##### RECORDS SUPPLIED #####

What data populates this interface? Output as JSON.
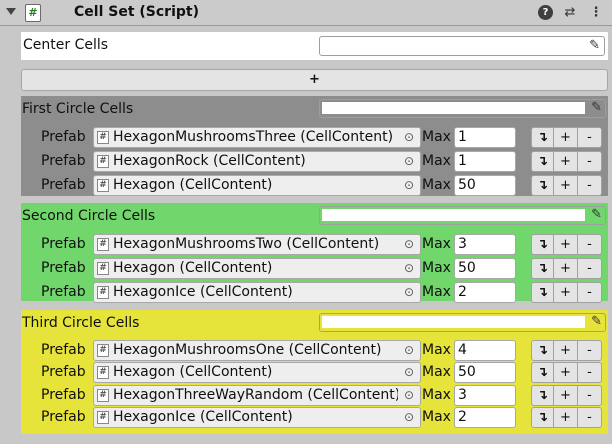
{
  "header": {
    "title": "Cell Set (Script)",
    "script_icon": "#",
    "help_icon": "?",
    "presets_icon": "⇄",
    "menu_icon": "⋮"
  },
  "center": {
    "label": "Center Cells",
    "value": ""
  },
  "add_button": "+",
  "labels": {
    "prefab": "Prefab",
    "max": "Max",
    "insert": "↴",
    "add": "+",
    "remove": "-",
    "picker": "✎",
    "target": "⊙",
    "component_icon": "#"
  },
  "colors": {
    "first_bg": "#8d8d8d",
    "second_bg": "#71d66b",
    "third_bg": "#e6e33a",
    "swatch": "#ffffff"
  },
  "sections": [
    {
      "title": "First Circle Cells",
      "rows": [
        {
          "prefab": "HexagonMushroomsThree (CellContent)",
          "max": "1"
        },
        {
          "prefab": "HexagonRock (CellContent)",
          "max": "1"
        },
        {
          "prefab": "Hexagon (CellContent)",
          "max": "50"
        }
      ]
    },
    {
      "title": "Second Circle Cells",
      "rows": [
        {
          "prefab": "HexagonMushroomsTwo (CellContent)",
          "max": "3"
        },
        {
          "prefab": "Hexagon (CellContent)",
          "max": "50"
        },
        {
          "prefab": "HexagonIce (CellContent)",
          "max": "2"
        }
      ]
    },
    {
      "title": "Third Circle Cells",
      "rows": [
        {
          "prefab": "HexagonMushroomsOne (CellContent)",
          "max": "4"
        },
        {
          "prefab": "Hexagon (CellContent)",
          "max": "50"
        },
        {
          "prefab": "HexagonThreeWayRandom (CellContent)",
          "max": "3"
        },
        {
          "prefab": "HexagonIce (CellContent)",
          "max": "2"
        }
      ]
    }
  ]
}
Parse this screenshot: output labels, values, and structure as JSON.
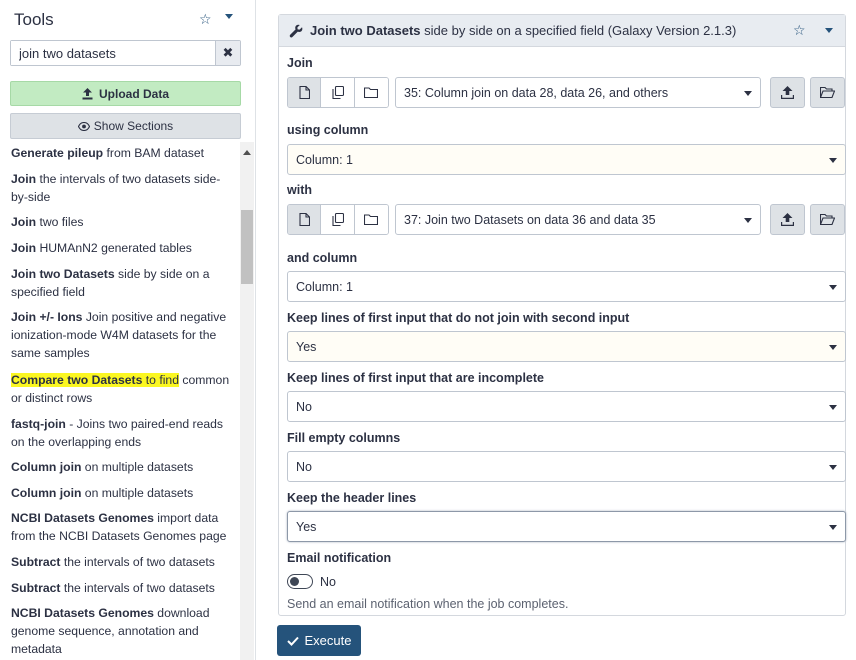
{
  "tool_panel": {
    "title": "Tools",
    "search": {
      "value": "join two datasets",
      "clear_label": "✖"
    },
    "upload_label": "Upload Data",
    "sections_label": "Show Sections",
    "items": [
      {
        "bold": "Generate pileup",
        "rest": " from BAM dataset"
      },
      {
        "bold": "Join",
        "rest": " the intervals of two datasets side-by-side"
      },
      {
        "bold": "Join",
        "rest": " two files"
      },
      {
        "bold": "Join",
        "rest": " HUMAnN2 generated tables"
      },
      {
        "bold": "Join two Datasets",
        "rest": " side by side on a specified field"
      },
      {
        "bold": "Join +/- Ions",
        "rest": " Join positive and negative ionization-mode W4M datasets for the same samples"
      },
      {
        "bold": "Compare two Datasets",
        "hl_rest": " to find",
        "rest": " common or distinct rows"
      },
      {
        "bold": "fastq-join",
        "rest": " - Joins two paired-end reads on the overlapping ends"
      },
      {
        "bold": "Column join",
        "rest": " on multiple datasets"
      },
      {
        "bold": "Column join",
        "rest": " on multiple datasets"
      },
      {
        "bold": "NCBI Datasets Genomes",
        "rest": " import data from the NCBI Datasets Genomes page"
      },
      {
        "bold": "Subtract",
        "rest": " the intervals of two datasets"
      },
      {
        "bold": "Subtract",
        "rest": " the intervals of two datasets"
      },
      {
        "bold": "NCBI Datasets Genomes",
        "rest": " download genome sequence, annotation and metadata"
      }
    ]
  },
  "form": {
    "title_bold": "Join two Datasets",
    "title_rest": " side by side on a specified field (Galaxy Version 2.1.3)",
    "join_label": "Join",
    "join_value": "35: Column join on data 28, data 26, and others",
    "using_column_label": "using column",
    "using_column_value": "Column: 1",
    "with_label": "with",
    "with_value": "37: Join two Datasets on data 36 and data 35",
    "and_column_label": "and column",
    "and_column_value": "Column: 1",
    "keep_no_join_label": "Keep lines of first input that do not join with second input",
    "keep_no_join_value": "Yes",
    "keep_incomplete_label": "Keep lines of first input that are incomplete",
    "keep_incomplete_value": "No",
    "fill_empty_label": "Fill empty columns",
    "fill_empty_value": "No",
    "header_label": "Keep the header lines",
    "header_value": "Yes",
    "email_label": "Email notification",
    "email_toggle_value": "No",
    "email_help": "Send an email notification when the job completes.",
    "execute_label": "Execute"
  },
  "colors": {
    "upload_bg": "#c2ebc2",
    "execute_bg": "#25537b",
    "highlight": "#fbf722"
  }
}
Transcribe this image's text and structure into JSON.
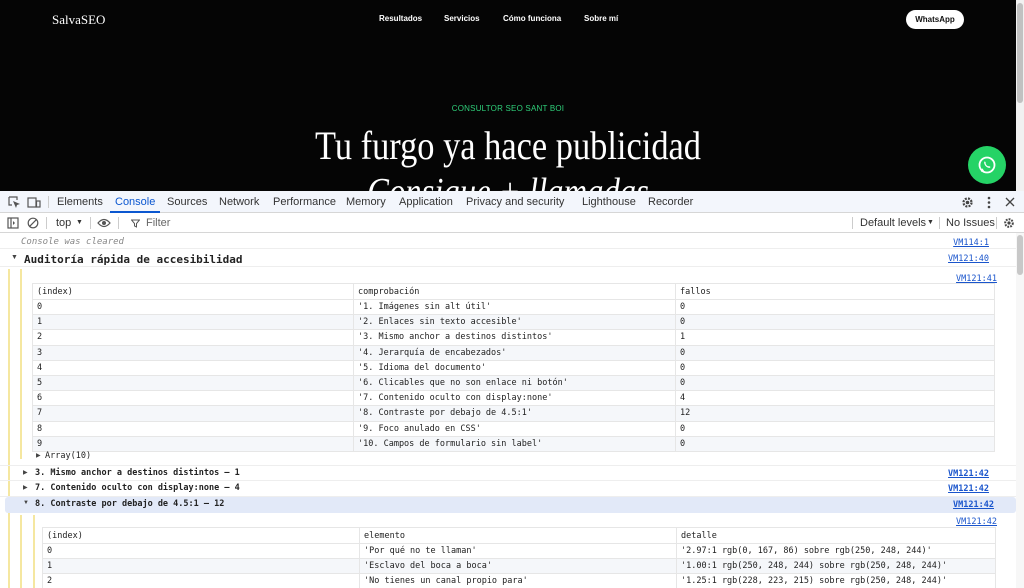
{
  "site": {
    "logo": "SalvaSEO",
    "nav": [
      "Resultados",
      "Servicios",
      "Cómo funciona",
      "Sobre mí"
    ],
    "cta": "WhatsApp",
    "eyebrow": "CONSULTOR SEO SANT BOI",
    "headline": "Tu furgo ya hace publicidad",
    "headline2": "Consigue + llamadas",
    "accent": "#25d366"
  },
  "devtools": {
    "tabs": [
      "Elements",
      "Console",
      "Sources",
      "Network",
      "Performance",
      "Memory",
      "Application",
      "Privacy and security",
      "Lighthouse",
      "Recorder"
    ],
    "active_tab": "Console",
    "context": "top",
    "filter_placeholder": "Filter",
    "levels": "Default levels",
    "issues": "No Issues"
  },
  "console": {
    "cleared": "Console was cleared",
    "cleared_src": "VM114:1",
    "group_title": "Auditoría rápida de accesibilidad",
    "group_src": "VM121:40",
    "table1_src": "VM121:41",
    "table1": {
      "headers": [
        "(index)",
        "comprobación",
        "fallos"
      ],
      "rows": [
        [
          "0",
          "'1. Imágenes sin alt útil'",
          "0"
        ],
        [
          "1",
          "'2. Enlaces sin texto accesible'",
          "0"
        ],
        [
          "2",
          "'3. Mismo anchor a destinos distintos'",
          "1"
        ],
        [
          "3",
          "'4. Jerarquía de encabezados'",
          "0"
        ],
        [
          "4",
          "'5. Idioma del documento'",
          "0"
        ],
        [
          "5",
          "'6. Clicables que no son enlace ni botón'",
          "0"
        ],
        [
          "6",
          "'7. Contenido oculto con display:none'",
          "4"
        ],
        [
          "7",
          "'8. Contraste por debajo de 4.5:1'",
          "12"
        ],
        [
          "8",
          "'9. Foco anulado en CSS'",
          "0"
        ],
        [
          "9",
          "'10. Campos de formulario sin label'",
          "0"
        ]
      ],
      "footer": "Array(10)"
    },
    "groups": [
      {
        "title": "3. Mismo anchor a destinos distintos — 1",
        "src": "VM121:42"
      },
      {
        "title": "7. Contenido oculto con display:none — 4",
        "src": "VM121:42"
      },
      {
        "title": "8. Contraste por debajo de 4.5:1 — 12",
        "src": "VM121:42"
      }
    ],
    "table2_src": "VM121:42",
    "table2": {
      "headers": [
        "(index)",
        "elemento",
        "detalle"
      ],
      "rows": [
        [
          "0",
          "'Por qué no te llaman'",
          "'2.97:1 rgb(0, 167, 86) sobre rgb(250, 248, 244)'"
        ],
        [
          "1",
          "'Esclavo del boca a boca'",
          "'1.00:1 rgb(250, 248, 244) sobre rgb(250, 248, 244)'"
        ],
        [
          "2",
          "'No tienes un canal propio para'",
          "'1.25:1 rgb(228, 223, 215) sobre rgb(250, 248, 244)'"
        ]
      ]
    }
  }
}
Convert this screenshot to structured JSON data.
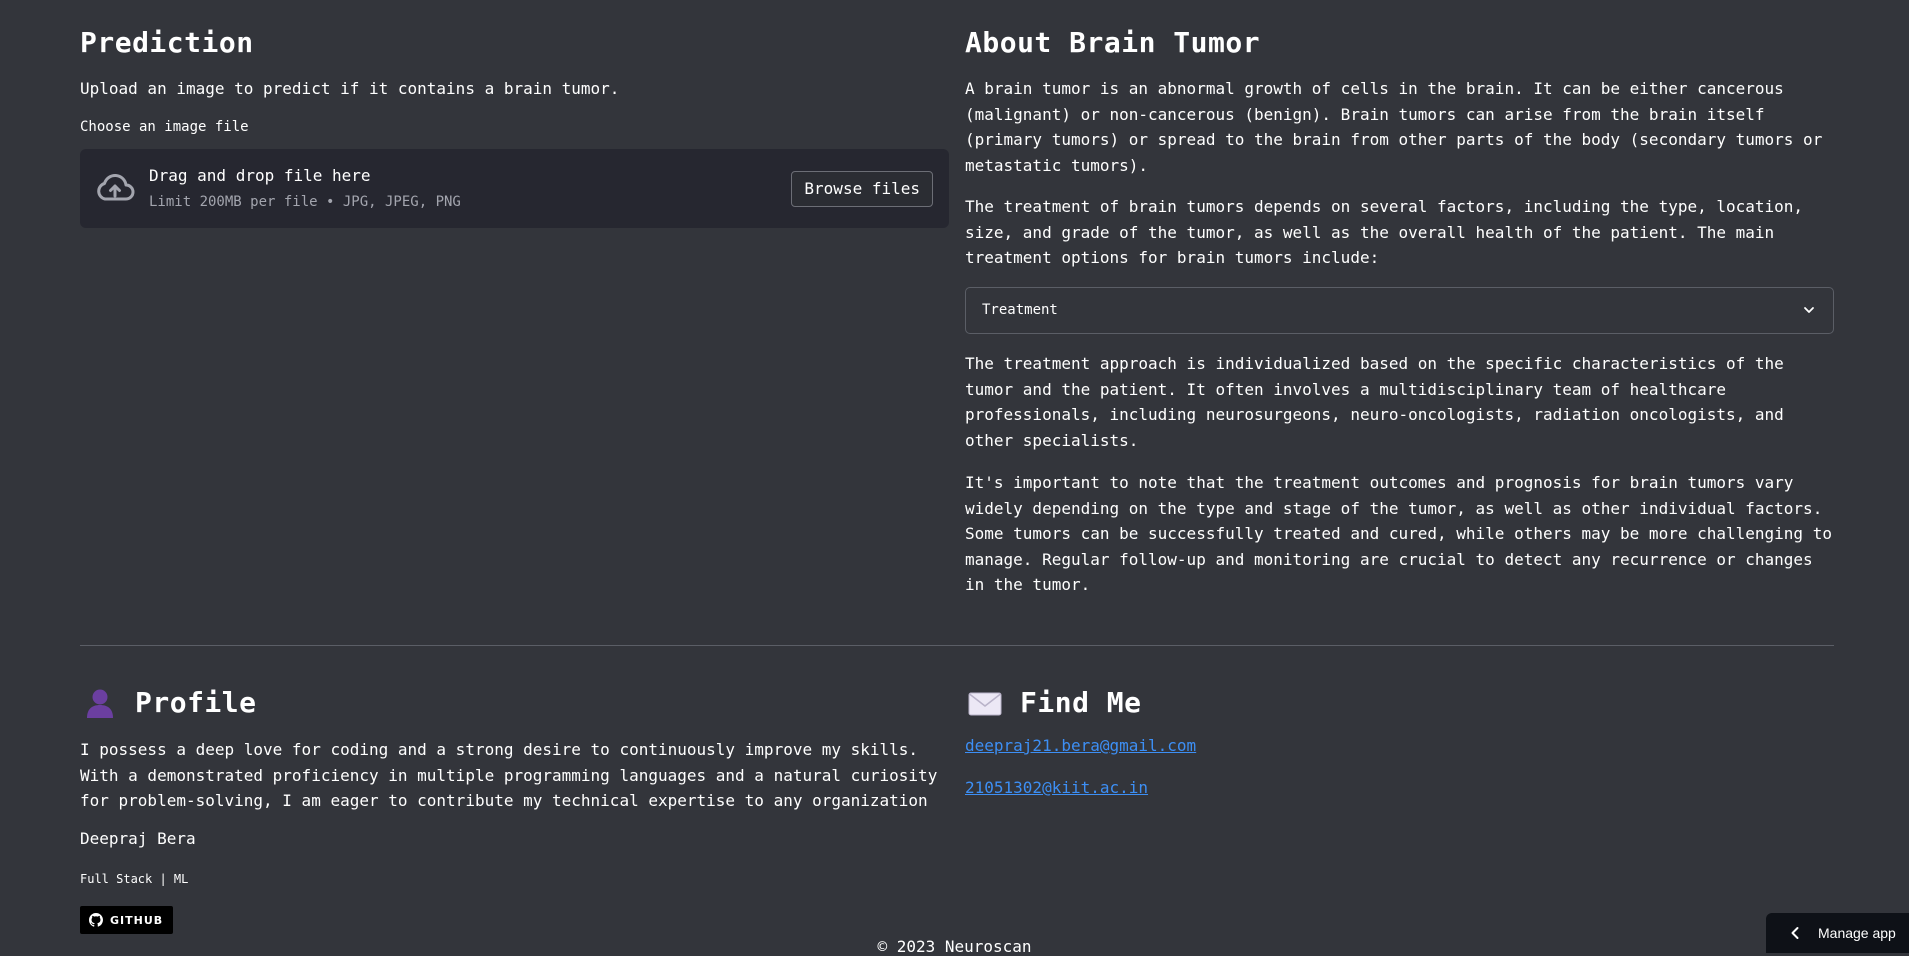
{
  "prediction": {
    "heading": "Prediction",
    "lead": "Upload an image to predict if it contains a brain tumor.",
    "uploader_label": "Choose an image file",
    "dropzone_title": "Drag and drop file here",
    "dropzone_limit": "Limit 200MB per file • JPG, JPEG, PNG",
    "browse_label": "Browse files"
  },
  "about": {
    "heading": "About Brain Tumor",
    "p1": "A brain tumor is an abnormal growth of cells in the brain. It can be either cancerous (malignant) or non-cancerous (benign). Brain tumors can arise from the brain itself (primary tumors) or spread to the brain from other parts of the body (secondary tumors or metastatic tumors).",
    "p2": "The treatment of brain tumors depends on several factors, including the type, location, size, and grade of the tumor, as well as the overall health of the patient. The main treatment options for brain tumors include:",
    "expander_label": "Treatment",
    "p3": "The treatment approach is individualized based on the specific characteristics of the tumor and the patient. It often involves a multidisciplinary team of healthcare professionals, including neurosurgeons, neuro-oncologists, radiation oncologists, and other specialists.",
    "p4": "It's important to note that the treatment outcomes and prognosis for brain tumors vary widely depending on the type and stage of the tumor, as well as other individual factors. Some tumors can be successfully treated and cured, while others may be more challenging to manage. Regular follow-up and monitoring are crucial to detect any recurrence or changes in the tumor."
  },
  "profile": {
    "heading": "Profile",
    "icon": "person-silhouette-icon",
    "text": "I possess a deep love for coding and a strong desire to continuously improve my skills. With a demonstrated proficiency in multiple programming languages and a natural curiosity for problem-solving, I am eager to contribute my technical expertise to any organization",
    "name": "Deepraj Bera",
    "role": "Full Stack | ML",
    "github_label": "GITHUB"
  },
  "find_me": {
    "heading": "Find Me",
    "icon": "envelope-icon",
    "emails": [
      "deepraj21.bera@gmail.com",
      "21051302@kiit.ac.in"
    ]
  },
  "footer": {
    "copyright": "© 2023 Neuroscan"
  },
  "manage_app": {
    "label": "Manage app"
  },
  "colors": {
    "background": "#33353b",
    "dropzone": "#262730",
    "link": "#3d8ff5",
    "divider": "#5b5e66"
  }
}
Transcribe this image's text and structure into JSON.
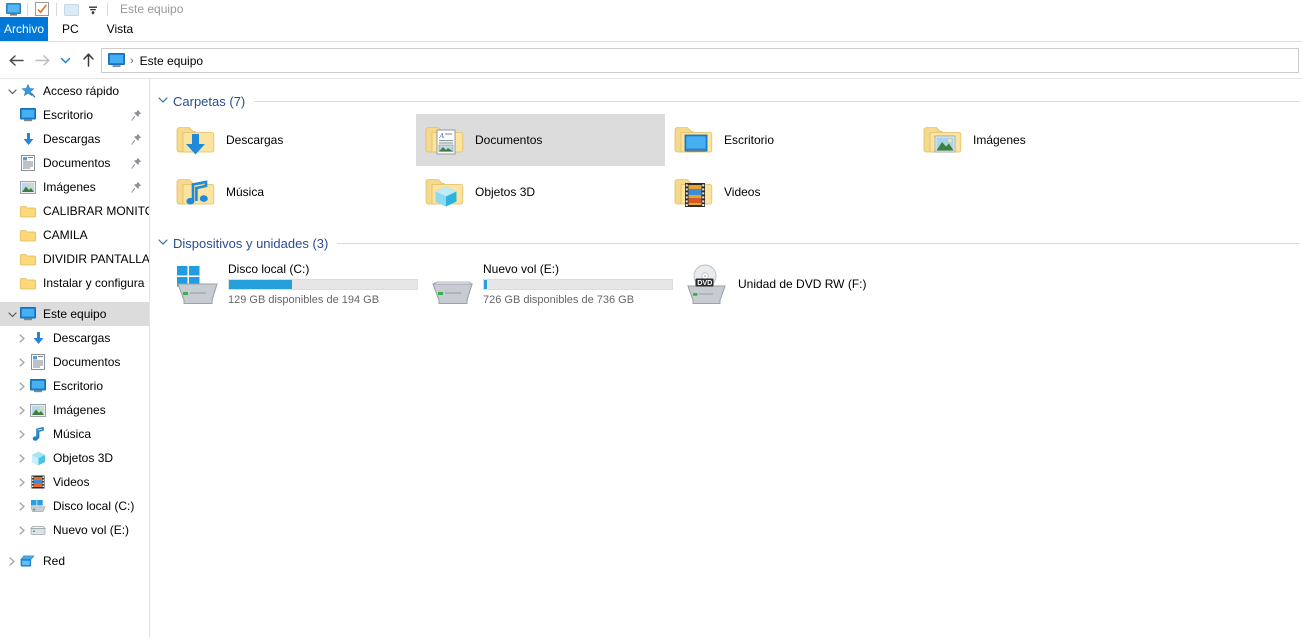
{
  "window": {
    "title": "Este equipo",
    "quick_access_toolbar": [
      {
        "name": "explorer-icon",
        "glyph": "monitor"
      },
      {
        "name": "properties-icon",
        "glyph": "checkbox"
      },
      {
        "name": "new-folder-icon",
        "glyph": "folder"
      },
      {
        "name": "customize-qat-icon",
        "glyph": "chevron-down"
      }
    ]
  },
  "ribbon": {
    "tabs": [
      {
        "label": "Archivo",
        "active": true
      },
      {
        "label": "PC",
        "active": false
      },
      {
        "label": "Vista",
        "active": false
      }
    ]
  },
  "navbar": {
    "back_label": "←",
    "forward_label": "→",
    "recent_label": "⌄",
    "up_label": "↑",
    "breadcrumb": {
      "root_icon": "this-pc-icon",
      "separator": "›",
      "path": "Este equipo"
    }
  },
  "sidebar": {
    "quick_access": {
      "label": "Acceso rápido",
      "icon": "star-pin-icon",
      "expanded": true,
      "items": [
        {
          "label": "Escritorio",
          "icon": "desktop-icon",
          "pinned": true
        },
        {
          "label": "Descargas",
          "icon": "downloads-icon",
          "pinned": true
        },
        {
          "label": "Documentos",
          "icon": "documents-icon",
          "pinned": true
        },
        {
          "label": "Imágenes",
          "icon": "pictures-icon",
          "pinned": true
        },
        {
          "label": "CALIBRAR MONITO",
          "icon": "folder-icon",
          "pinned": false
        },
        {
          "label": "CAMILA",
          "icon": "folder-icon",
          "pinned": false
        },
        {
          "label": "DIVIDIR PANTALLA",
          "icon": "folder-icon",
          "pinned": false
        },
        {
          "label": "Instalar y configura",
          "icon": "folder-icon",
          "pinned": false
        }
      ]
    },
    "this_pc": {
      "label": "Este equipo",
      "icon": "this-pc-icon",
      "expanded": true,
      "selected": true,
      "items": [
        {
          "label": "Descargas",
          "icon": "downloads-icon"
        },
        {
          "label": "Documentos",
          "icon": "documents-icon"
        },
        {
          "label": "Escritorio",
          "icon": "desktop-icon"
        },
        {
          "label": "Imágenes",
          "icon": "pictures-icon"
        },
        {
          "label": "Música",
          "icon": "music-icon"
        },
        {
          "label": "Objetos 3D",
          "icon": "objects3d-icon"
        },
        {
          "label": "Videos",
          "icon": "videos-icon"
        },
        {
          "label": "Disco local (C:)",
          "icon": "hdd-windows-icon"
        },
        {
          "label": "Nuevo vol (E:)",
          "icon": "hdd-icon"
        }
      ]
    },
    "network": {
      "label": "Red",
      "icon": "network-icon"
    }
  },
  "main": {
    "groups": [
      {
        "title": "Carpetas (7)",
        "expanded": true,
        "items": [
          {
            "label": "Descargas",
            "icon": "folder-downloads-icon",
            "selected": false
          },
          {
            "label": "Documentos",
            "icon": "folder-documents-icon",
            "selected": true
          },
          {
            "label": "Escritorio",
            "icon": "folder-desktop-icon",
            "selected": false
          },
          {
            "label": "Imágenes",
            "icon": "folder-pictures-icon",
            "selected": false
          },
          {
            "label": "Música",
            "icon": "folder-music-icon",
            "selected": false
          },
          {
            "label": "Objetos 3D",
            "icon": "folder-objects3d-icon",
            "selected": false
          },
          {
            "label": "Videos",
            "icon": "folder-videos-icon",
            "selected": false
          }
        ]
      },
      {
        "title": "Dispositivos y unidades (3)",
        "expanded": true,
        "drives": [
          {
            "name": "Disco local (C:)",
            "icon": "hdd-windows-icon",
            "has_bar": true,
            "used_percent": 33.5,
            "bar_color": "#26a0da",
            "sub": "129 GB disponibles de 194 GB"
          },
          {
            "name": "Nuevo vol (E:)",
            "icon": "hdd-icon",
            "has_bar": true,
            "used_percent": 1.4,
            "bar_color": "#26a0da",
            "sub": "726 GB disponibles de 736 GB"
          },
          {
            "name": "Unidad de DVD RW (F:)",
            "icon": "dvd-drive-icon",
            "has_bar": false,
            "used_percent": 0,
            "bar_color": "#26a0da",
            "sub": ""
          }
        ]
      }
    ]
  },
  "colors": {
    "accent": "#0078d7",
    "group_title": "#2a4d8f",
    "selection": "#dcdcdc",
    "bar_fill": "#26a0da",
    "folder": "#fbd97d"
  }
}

#####

Lines with the word "Este" in them: report all of these from the listing above.

**EXERCISE RESULT**
    "title": "Este equipo",
      "path": "Este equipo"
      "label": "Este equipo",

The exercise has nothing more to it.